— BEGIN Records for this task —
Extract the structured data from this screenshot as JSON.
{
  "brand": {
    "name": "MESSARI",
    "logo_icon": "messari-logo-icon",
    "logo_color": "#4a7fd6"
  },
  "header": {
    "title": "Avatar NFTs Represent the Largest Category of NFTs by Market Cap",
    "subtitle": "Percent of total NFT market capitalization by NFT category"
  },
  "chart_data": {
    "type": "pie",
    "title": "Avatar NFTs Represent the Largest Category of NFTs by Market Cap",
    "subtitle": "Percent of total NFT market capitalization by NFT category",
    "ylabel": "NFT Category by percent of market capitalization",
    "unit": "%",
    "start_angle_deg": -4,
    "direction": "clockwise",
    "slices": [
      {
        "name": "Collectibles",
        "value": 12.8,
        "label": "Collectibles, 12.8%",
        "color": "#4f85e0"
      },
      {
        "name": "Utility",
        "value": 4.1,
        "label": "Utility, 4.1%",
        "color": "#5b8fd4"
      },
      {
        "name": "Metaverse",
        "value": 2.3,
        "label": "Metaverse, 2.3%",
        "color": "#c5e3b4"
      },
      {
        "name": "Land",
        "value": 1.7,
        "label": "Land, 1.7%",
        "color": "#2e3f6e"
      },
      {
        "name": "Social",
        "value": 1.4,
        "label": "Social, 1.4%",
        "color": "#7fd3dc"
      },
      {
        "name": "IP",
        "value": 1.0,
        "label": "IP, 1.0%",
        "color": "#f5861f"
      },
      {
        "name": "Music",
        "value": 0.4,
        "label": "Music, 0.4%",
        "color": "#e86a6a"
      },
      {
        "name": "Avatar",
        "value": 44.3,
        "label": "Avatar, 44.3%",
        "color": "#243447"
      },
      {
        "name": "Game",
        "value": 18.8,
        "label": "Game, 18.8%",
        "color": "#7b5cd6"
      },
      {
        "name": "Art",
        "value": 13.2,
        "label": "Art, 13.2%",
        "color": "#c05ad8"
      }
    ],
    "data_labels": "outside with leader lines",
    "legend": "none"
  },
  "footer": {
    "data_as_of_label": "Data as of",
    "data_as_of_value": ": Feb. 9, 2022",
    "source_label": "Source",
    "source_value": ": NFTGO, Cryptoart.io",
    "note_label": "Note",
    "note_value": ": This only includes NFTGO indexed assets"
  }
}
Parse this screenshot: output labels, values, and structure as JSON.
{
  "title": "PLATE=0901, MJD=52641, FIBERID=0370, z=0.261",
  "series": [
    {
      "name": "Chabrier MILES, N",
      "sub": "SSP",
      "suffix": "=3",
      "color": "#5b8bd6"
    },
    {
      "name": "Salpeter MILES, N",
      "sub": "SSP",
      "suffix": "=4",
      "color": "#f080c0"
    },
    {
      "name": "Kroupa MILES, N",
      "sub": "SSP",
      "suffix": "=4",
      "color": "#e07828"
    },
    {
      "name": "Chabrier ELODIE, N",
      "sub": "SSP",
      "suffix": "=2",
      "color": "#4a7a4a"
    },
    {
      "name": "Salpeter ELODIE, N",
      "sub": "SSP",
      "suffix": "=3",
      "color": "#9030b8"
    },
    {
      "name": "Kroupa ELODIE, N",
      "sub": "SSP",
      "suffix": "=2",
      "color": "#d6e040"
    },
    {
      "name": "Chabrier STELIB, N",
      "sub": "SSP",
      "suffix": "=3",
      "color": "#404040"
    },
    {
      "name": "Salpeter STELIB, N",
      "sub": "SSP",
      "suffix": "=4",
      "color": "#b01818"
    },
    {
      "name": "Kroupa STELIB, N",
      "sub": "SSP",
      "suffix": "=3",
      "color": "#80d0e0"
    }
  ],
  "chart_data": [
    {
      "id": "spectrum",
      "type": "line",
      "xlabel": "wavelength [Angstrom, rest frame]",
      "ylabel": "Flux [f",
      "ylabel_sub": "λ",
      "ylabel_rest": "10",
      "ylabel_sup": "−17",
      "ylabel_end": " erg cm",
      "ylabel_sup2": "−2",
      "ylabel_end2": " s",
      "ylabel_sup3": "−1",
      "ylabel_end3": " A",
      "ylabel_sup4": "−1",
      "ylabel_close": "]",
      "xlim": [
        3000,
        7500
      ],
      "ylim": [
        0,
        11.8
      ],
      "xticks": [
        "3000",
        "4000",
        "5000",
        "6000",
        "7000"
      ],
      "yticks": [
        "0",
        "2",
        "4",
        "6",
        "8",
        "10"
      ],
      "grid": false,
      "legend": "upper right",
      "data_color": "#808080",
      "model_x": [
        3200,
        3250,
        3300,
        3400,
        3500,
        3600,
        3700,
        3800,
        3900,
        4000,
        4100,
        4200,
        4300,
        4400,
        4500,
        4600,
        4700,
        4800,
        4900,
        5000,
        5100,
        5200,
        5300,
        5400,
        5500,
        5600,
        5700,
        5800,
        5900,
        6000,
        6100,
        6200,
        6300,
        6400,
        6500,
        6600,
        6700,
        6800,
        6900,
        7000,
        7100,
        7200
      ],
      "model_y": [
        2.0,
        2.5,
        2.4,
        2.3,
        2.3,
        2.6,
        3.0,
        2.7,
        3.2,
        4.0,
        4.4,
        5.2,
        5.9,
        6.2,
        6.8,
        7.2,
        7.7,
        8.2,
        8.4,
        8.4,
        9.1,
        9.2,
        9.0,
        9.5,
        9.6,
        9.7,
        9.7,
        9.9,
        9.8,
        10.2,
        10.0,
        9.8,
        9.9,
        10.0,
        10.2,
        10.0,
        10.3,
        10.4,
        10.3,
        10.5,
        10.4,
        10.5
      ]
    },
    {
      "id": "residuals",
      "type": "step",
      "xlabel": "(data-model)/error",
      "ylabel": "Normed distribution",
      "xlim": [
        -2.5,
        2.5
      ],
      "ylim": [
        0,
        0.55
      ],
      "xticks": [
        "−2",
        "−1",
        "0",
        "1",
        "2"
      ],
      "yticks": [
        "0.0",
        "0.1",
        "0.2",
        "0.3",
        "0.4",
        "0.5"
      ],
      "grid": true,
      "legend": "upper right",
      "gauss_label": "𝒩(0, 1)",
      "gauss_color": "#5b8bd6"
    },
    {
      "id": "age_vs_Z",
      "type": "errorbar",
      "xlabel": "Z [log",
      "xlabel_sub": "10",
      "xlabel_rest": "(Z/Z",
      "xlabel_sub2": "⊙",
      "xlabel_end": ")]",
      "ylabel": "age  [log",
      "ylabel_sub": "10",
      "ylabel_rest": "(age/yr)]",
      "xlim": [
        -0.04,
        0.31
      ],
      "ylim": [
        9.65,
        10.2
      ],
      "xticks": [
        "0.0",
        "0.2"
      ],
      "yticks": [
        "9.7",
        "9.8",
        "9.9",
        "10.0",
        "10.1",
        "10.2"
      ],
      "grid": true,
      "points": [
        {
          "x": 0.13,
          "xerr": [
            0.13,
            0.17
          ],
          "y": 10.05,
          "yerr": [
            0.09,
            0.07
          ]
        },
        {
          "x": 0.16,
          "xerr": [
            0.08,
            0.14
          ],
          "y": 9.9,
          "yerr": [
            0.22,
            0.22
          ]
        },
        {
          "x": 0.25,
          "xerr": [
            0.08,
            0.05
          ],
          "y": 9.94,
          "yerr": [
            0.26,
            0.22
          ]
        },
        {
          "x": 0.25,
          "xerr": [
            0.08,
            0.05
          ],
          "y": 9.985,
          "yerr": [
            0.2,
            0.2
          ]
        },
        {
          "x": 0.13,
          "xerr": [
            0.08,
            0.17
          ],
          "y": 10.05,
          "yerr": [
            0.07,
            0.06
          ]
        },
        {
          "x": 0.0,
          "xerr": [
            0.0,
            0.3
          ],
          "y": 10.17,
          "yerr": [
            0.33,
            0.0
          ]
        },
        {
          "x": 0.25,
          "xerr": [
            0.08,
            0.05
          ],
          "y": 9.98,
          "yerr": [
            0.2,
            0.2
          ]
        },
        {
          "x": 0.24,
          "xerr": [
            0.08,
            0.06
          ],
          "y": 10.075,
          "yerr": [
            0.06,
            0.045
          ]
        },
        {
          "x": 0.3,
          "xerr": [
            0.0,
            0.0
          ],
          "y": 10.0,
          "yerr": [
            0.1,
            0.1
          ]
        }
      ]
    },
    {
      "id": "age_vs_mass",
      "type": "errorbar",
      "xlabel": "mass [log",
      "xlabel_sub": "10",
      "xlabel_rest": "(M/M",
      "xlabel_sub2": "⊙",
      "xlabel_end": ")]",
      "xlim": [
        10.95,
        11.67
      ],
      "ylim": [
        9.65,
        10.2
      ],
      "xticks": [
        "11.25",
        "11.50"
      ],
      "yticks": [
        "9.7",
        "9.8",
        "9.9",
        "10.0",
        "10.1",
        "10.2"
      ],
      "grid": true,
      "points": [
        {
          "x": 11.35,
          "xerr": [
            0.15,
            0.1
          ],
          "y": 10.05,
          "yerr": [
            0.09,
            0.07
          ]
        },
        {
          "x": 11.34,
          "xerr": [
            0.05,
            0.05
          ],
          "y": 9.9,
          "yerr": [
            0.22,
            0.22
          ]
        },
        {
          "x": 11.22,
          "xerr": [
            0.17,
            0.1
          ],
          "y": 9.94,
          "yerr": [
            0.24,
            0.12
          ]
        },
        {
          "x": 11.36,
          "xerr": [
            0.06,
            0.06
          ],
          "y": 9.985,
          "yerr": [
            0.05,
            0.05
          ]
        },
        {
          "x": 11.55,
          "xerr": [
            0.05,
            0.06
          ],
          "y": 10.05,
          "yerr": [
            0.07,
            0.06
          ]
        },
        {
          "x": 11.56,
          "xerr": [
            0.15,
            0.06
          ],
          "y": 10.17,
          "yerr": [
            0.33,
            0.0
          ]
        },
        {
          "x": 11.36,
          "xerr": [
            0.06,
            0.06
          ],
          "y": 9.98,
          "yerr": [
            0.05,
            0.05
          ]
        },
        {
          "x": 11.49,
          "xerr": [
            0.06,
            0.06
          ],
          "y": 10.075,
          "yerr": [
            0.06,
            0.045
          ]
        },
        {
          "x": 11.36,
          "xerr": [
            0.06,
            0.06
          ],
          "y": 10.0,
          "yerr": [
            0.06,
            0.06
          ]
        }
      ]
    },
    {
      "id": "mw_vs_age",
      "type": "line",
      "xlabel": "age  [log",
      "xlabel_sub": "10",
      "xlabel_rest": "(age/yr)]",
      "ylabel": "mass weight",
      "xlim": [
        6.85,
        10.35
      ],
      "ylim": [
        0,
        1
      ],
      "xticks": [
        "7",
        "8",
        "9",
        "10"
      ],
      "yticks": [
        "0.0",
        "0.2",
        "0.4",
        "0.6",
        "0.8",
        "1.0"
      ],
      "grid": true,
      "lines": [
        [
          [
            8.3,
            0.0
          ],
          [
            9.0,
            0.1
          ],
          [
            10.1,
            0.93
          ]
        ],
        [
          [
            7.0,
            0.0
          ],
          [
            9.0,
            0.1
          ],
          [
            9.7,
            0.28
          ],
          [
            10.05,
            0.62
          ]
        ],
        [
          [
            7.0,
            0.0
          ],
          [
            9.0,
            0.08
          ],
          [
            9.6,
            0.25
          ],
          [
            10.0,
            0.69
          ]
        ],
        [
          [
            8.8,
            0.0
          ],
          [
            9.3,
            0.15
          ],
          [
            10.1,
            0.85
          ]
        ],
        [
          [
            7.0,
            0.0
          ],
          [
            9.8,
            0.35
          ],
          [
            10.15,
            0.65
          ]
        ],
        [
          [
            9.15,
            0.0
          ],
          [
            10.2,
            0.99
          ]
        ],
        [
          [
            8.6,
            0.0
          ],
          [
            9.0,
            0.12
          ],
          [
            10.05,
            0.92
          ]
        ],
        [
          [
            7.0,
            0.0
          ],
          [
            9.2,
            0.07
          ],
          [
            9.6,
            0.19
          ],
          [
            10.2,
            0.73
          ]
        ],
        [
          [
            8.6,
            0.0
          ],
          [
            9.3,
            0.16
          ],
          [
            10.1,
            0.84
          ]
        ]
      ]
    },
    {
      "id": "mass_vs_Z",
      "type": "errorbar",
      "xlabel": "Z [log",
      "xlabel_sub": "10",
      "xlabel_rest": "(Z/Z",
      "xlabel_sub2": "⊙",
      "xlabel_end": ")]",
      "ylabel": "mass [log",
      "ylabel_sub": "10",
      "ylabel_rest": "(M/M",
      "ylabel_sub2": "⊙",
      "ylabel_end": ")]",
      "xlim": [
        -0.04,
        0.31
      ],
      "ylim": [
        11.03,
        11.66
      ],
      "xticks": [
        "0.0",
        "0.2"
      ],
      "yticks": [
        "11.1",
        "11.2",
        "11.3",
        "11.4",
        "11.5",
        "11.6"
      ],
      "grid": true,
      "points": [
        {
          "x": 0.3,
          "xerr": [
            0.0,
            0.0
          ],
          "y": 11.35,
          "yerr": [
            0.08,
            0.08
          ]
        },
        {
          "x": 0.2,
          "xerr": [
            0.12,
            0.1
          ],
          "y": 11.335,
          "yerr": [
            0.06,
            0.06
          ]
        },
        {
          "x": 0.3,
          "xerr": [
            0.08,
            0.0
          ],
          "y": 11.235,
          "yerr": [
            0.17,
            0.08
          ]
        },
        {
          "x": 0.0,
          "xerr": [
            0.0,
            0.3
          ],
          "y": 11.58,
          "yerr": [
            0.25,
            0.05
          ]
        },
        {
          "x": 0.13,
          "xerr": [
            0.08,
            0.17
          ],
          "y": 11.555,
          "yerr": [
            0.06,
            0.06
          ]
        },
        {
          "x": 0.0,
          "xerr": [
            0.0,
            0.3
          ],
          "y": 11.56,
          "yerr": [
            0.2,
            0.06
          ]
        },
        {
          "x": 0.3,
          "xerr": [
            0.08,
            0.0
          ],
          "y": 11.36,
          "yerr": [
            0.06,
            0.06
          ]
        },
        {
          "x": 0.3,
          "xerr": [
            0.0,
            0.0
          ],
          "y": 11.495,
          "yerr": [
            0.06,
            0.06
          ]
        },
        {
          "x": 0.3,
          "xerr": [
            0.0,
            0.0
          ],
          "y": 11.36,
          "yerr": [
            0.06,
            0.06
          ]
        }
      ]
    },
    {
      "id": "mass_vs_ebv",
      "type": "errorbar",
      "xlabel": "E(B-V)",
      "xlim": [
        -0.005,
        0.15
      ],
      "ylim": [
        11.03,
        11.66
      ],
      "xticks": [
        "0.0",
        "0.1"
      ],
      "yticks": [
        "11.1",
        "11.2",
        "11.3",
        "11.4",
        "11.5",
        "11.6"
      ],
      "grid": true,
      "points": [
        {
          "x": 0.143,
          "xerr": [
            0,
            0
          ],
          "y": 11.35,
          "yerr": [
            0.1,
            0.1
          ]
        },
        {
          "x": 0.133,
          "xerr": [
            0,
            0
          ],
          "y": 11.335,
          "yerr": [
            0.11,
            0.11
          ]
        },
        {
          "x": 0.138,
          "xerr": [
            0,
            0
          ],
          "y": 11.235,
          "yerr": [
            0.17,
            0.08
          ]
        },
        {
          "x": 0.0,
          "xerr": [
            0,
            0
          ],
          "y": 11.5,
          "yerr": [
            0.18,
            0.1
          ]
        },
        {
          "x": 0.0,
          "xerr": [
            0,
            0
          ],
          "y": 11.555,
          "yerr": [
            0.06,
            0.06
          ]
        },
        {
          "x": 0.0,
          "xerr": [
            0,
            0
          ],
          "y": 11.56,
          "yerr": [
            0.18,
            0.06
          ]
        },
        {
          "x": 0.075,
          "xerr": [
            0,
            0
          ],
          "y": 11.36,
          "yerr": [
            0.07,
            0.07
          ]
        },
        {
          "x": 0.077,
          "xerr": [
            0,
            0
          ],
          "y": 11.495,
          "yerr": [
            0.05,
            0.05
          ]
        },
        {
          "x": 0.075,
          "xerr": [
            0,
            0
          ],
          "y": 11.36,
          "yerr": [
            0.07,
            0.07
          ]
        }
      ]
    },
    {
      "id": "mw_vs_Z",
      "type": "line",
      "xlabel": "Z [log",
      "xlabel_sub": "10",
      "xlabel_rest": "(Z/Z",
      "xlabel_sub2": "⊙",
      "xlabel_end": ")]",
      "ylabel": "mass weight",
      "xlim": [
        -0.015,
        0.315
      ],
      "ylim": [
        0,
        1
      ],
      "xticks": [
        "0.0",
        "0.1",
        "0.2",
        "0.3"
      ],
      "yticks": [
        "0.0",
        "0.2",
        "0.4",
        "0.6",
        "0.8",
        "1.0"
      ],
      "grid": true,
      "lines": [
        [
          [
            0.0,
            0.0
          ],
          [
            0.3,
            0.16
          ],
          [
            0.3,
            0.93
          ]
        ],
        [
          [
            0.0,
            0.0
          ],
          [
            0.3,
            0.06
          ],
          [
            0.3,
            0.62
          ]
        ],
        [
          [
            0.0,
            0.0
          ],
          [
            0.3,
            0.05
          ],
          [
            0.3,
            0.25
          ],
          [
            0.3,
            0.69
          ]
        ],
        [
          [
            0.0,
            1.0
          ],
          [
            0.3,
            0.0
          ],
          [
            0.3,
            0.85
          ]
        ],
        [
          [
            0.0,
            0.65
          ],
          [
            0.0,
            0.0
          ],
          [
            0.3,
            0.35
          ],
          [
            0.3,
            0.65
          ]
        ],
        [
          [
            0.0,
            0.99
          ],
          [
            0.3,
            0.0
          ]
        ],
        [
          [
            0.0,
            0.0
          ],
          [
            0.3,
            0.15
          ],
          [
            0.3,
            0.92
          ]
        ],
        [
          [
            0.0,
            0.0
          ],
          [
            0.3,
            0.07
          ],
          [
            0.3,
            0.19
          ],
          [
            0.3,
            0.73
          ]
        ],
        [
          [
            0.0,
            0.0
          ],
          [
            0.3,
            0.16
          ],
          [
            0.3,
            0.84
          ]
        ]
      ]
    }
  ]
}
— END Records for this task —
What you should do:
Above are the records. Copy every line in them holding "Collectibles".

Task output:
        "name": "Collectibles",
        "label": "Collectibles, 12.8%",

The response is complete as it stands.